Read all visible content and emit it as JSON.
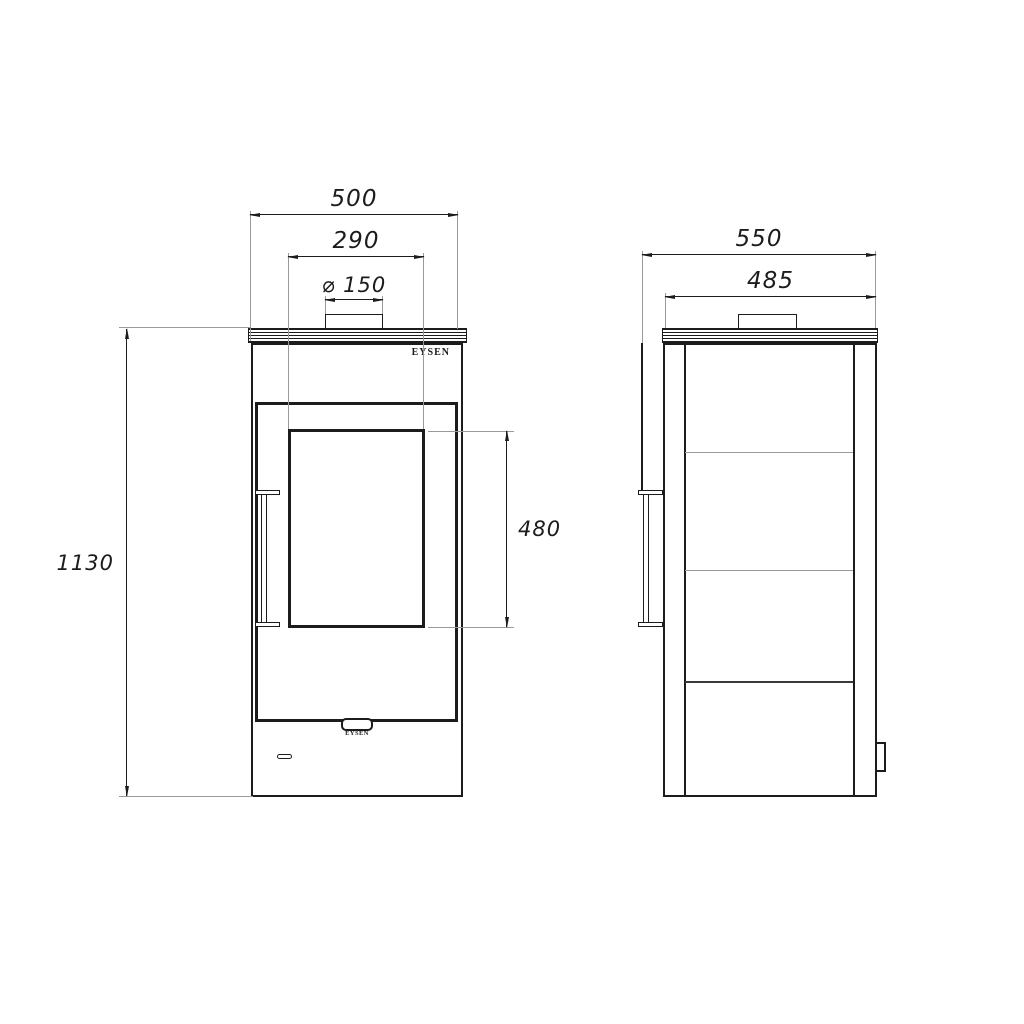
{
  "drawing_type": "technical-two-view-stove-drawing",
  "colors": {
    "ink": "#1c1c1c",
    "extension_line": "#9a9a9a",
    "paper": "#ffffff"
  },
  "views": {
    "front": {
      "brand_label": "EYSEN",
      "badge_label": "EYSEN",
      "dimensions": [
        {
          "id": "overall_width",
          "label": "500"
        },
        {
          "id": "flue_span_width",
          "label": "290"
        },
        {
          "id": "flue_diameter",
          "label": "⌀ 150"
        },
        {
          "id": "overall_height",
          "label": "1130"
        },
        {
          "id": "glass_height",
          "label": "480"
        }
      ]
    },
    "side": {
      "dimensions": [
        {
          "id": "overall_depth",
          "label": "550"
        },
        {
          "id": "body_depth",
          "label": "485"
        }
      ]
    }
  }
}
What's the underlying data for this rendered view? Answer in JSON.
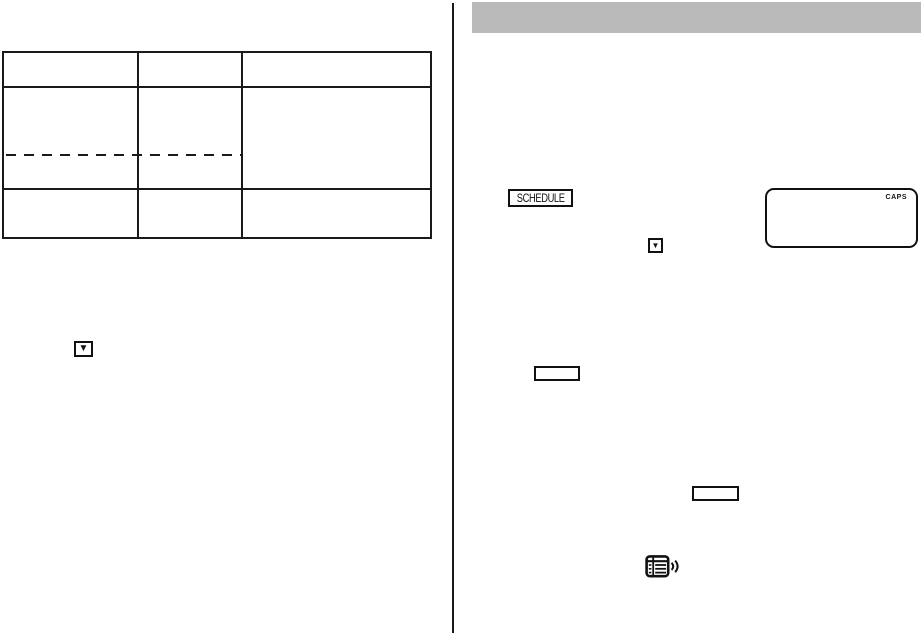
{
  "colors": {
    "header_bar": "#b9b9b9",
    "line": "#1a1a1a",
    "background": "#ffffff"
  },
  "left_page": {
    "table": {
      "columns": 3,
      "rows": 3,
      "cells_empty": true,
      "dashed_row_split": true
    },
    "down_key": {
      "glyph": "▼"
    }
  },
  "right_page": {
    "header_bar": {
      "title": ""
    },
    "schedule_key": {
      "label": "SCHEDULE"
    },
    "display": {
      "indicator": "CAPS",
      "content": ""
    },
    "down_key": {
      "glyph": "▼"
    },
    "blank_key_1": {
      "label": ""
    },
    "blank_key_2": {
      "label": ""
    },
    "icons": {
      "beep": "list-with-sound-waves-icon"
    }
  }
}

> **Instructions to follow**:
Make an exact copy of the data, leaving its pictures out.

> **Written response**:
Read all visible content and emit it as JSON.
{
  "drawing_type": "technical-two-view-stove-drawing",
  "colors": {
    "ink": "#1c1c1c",
    "extension_line": "#9a9a9a",
    "paper": "#ffffff"
  },
  "views": {
    "front": {
      "brand_label": "EYSEN",
      "badge_label": "EYSEN",
      "dimensions": [
        {
          "id": "overall_width",
          "label": "500"
        },
        {
          "id": "flue_span_width",
          "label": "290"
        },
        {
          "id": "flue_diameter",
          "label": "⌀ 150"
        },
        {
          "id": "overall_height",
          "label": "1130"
        },
        {
          "id": "glass_height",
          "label": "480"
        }
      ]
    },
    "side": {
      "dimensions": [
        {
          "id": "overall_depth",
          "label": "550"
        },
        {
          "id": "body_depth",
          "label": "485"
        }
      ]
    }
  }
}
What's the underlying data for this rendered view? Answer in JSON.
{
  "colors": {
    "header_bar": "#b9b9b9",
    "line": "#1a1a1a",
    "background": "#ffffff"
  },
  "left_page": {
    "table": {
      "columns": 3,
      "rows": 3,
      "cells_empty": true,
      "dashed_row_split": true
    },
    "down_key": {
      "glyph": "▼"
    }
  },
  "right_page": {
    "header_bar": {
      "title": ""
    },
    "schedule_key": {
      "label": "SCHEDULE"
    },
    "display": {
      "indicator": "CAPS",
      "content": ""
    },
    "down_key": {
      "glyph": "▼"
    },
    "blank_key_1": {
      "label": ""
    },
    "blank_key_2": {
      "label": ""
    },
    "icons": {
      "beep": "list-with-sound-waves-icon"
    }
  }
}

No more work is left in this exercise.